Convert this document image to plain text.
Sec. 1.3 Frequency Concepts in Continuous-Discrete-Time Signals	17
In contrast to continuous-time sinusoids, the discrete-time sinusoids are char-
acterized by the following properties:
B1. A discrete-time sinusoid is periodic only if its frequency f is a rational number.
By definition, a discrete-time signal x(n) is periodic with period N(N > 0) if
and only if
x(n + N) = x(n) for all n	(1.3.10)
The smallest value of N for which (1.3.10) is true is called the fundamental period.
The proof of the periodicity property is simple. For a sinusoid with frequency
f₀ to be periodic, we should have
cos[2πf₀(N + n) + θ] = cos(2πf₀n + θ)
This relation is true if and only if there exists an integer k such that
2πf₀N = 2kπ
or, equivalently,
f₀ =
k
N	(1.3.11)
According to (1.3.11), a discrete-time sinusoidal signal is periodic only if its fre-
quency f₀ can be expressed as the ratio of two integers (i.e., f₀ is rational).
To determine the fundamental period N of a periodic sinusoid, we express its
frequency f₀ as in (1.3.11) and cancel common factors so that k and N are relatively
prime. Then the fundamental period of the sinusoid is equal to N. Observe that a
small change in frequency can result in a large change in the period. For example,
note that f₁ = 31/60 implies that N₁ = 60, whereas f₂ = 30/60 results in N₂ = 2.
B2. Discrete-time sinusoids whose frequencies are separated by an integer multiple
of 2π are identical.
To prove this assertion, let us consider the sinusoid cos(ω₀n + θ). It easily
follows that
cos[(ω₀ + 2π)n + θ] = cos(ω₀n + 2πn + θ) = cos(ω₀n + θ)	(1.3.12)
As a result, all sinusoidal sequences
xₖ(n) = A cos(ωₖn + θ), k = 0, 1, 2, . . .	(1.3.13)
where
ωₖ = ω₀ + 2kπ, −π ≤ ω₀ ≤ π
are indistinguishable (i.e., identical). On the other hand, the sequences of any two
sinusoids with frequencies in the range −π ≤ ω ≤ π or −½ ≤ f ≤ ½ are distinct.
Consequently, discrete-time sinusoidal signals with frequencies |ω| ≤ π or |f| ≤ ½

--

Aim of the task: Each line that has the word "sinusoidal" counts once. How many such lines are in the data? Give the number alone.

Solution for this problem: 3